### TASK DESCRIPTION
Write the entries out again exactly as they stand, but without the pictures.
--- Start of DATA RECORDS ---
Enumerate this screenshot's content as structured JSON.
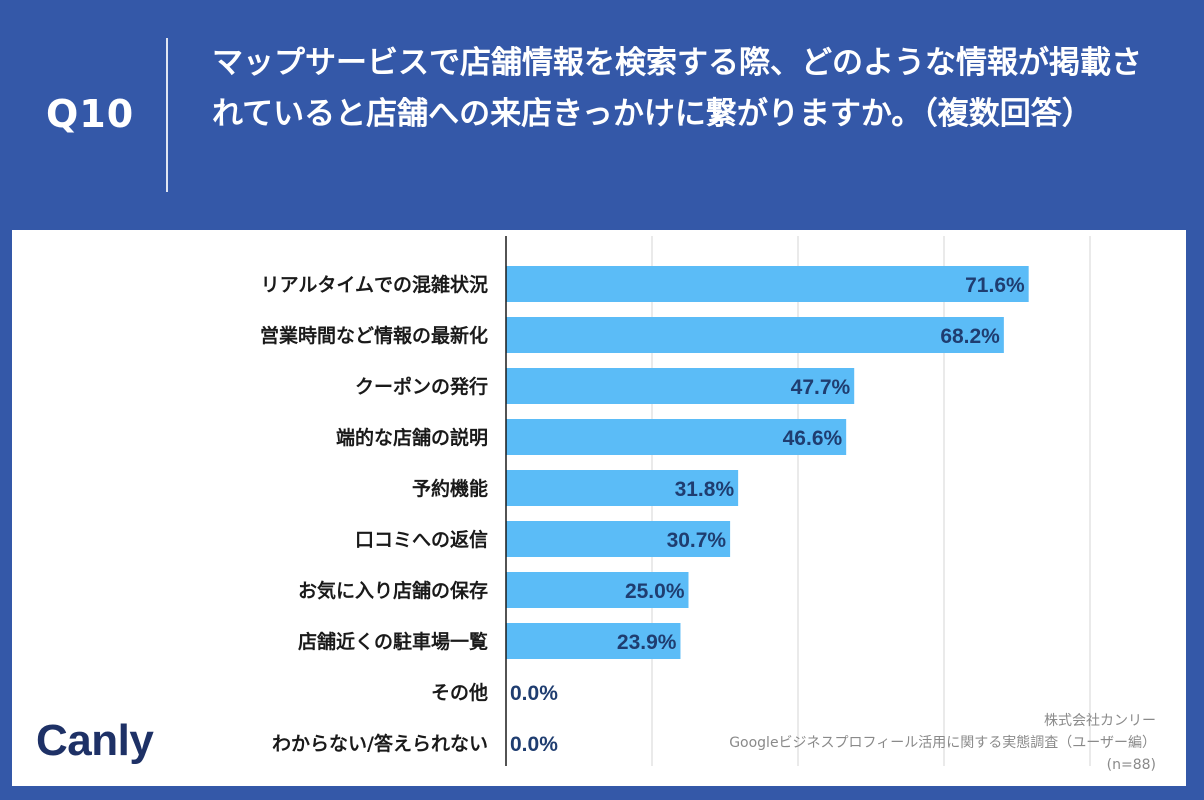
{
  "header": {
    "question_label": "Q10",
    "question_text": "マップサービスで店舗情報を検索する際、どのような情報が掲載されていると店舗への来店きっかけに繋がりますか。（複数回答）"
  },
  "brand": {
    "logo_text": "Canl",
    "logo_accent": "y"
  },
  "credit": {
    "company": "株式会社カンリー",
    "survey": "Googleビジネスプロフィール活用に関する実態調査（ユーザー編）",
    "sample": "(n=88)"
  },
  "colors": {
    "background": "#3458a8",
    "bar": "#5bbcf7",
    "value_text": "#1f3d70",
    "grid": "#d6d6d6",
    "axis": "#1a1a1a"
  },
  "chart_data": {
    "type": "bar",
    "orientation": "horizontal",
    "categories": [
      "リアルタイムでの混雑状況",
      "営業時間など情報の最新化",
      "クーポンの発行",
      "端的な店舗の説明",
      "予約機能",
      "口コミへの返信",
      "お気に入り店舗の保存",
      "店舗近くの駐車場一覧",
      "その他",
      "わからない/答えられない"
    ],
    "values": [
      71.6,
      68.2,
      47.7,
      46.6,
      31.8,
      30.7,
      25.0,
      23.9,
      0.0,
      0.0
    ],
    "value_labels": [
      "71.6%",
      "68.2%",
      "47.7%",
      "46.6%",
      "31.8%",
      "30.7%",
      "25.0%",
      "23.9%",
      "0.0%",
      "0.0%"
    ],
    "xlim": [
      0,
      80
    ],
    "grid_step": 20,
    "title": "",
    "xlabel": "",
    "ylabel": ""
  }
}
--- End of DATA RECORDS ---
### ANSWER
Enumerate this screenshot's content as structured JSON.
{
  "header": {
    "question_label": "Q10",
    "question_text": "マップサービスで店舗情報を検索する際、どのような情報が掲載されていると店舗への来店きっかけに繋がりますか。（複数回答）"
  },
  "brand": {
    "logo_text": "Canl",
    "logo_accent": "y"
  },
  "credit": {
    "company": "株式会社カンリー",
    "survey": "Googleビジネスプロフィール活用に関する実態調査（ユーザー編）",
    "sample": "(n=88)"
  },
  "colors": {
    "background": "#3458a8",
    "bar": "#5bbcf7",
    "value_text": "#1f3d70",
    "grid": "#d6d6d6",
    "axis": "#1a1a1a"
  },
  "chart_data": {
    "type": "bar",
    "orientation": "horizontal",
    "categories": [
      "リアルタイムでの混雑状況",
      "営業時間など情報の最新化",
      "クーポンの発行",
      "端的な店舗の説明",
      "予約機能",
      "口コミへの返信",
      "お気に入り店舗の保存",
      "店舗近くの駐車場一覧",
      "その他",
      "わからない/答えられない"
    ],
    "values": [
      71.6,
      68.2,
      47.7,
      46.6,
      31.8,
      30.7,
      25.0,
      23.9,
      0.0,
      0.0
    ],
    "value_labels": [
      "71.6%",
      "68.2%",
      "47.7%",
      "46.6%",
      "31.8%",
      "30.7%",
      "25.0%",
      "23.9%",
      "0.0%",
      "0.0%"
    ],
    "xlim": [
      0,
      80
    ],
    "grid_step": 20,
    "title": "",
    "xlabel": "",
    "ylabel": ""
  }
}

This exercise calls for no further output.